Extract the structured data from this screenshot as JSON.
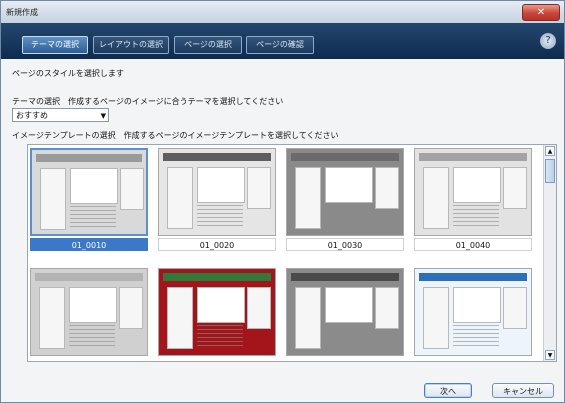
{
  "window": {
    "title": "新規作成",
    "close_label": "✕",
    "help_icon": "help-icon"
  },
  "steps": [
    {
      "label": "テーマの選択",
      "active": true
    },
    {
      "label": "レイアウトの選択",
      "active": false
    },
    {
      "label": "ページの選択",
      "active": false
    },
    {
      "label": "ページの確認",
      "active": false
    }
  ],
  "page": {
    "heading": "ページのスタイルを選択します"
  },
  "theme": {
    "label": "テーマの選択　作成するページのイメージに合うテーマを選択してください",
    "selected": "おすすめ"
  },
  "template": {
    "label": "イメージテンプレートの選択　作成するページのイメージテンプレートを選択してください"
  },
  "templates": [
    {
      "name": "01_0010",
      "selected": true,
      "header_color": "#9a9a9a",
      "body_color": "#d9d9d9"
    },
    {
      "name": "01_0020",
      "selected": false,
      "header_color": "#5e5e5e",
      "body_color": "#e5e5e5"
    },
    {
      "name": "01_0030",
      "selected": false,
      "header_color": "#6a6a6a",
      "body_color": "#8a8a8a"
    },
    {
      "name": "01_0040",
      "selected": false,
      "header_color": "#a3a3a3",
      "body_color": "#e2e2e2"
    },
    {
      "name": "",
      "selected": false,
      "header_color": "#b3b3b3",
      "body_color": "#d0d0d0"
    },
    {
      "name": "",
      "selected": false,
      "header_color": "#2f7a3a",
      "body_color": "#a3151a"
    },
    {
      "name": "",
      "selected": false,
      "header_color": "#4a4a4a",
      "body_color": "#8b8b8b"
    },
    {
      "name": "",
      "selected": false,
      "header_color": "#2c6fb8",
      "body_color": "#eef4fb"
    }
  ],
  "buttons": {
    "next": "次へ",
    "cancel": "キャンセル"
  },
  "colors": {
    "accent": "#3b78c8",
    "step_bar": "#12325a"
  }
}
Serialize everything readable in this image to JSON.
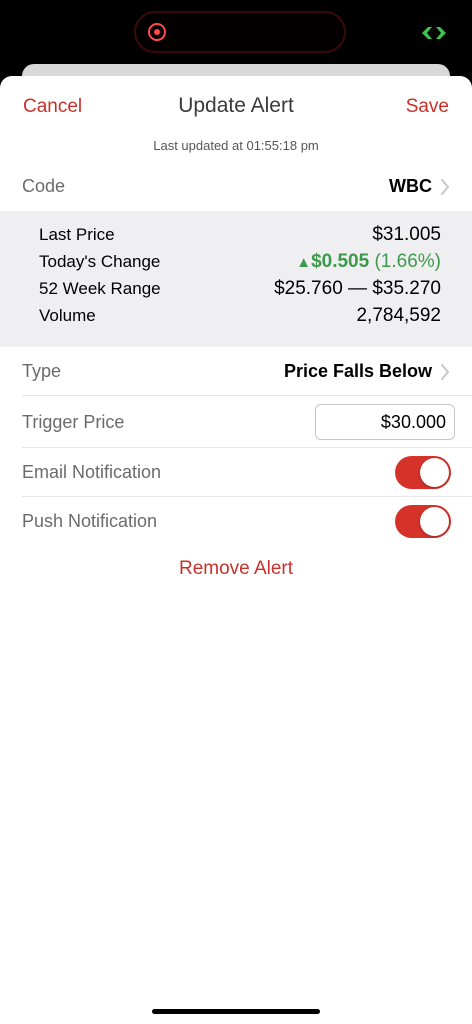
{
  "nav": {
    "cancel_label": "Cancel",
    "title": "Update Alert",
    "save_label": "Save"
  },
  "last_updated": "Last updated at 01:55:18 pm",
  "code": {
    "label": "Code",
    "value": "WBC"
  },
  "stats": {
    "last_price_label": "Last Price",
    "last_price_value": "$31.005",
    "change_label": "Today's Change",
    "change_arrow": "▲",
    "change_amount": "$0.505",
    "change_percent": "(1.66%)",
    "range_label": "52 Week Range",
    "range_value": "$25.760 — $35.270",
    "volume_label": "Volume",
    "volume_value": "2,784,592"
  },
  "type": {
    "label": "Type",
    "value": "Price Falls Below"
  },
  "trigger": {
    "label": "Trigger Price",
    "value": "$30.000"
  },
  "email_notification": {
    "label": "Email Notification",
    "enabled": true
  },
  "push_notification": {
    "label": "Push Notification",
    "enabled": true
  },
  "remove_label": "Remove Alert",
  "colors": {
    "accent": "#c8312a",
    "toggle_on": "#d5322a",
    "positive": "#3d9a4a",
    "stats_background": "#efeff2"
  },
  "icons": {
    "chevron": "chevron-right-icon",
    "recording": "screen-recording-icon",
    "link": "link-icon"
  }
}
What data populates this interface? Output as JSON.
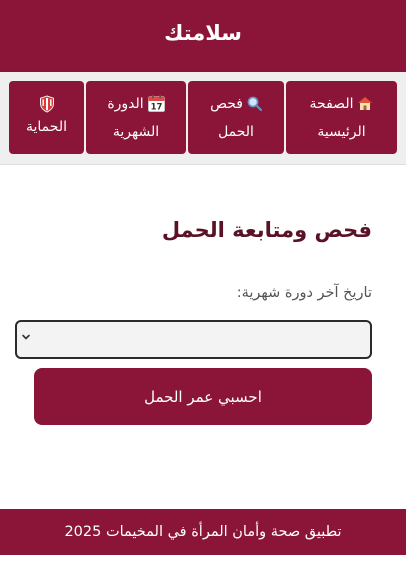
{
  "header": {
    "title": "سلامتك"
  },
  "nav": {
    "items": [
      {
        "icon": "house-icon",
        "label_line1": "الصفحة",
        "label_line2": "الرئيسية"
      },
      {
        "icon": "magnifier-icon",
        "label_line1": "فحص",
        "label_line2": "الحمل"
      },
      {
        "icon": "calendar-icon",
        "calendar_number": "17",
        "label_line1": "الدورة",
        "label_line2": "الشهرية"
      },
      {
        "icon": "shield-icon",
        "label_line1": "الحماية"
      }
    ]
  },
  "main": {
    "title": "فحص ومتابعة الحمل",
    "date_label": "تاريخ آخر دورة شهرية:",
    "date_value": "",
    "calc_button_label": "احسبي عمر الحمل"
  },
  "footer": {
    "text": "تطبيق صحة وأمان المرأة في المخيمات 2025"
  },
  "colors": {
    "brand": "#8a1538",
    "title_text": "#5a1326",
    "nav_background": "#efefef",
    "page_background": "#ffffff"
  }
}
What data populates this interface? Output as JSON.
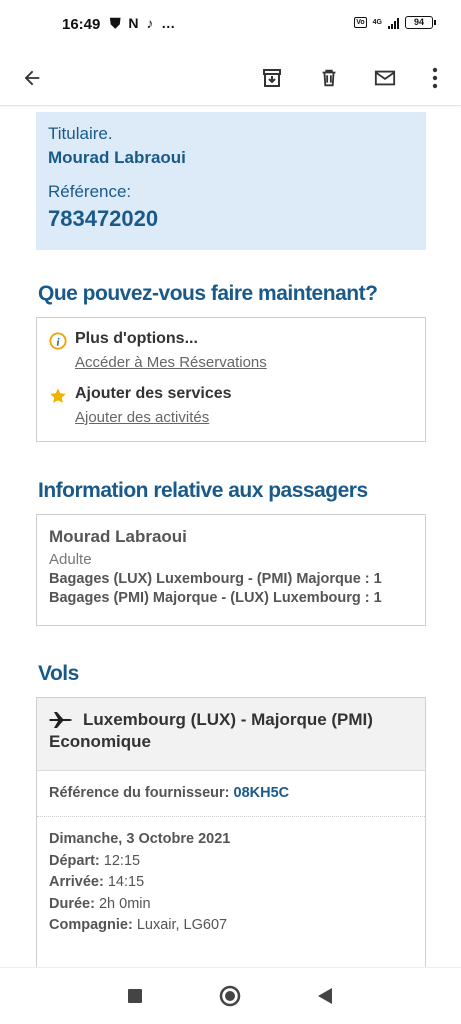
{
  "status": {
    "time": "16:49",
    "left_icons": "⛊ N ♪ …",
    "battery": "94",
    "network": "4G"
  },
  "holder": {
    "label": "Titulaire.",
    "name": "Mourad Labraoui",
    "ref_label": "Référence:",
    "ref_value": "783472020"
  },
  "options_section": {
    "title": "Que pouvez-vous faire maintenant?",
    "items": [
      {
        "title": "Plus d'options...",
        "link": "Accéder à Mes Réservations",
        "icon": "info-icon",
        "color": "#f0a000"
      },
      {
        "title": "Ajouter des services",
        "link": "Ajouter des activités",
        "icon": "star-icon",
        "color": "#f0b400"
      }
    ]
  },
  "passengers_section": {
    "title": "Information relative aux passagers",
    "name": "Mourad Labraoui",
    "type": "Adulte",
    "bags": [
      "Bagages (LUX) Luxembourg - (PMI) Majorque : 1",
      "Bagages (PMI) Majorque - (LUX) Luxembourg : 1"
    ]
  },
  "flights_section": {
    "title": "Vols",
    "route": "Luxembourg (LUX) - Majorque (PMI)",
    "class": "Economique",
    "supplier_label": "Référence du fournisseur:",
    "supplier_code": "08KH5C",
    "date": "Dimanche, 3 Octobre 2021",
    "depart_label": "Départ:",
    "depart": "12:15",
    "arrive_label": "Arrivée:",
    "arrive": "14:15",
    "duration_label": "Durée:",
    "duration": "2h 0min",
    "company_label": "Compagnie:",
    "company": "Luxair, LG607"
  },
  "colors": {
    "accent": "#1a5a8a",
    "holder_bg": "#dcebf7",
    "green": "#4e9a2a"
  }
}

...

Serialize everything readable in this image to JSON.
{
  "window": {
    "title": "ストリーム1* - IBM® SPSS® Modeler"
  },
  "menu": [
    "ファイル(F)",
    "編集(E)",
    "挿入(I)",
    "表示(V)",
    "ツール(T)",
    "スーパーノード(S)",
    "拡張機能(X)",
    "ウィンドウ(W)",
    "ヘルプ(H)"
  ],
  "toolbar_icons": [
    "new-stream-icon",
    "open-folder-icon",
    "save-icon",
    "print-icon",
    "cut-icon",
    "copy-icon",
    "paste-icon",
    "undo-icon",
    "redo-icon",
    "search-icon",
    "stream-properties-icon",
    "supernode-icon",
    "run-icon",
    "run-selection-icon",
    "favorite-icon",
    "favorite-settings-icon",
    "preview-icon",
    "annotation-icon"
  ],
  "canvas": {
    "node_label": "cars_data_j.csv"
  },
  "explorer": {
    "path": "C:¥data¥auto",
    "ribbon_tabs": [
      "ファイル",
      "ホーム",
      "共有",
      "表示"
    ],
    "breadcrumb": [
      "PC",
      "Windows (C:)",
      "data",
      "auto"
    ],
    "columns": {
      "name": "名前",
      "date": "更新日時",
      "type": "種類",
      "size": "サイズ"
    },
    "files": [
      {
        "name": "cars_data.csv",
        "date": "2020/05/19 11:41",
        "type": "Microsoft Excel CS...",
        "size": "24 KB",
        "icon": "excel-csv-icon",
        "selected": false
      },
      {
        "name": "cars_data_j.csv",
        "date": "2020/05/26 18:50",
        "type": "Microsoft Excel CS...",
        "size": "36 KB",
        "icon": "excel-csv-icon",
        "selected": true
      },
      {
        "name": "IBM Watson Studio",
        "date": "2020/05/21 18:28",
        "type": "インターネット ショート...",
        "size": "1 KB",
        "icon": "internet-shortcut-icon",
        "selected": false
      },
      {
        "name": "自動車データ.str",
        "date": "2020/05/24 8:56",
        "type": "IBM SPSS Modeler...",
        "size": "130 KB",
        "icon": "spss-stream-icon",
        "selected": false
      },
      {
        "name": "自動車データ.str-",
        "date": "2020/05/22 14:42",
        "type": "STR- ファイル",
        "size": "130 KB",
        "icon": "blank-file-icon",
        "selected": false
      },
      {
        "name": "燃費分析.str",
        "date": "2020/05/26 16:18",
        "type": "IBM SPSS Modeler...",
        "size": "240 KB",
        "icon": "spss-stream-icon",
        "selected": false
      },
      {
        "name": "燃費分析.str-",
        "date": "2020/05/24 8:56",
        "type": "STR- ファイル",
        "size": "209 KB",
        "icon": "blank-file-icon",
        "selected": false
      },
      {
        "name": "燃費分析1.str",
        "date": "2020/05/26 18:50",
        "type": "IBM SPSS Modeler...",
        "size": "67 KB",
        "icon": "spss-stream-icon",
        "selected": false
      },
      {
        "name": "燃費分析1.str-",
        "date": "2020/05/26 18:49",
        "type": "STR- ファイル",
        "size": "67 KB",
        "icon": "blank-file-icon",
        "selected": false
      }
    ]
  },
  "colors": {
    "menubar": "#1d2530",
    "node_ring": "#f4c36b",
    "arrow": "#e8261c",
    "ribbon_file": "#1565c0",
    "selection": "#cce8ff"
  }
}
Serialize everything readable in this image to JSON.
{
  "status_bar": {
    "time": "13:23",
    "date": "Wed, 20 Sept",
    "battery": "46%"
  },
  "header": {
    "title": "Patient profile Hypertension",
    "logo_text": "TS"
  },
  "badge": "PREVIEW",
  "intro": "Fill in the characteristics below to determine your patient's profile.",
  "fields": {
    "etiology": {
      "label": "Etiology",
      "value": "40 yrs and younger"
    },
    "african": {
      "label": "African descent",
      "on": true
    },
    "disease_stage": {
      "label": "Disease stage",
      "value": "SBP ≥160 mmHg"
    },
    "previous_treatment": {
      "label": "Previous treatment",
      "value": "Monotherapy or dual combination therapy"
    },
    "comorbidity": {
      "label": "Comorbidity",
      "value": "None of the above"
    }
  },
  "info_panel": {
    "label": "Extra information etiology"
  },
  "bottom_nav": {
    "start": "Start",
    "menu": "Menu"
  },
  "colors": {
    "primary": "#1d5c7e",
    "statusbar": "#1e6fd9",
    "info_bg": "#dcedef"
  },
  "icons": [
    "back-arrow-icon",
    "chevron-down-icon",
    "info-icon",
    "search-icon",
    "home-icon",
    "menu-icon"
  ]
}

■ **EXERCISE INSTRUCTIONS**
Gather each line in the entries above where the string "link" is found.

■ **SOLUTION FOR THIS TASK**
    "link": "link-icon"
        "link": "Accéder à Mes Réservations",
        "link": "Ajouter des activités",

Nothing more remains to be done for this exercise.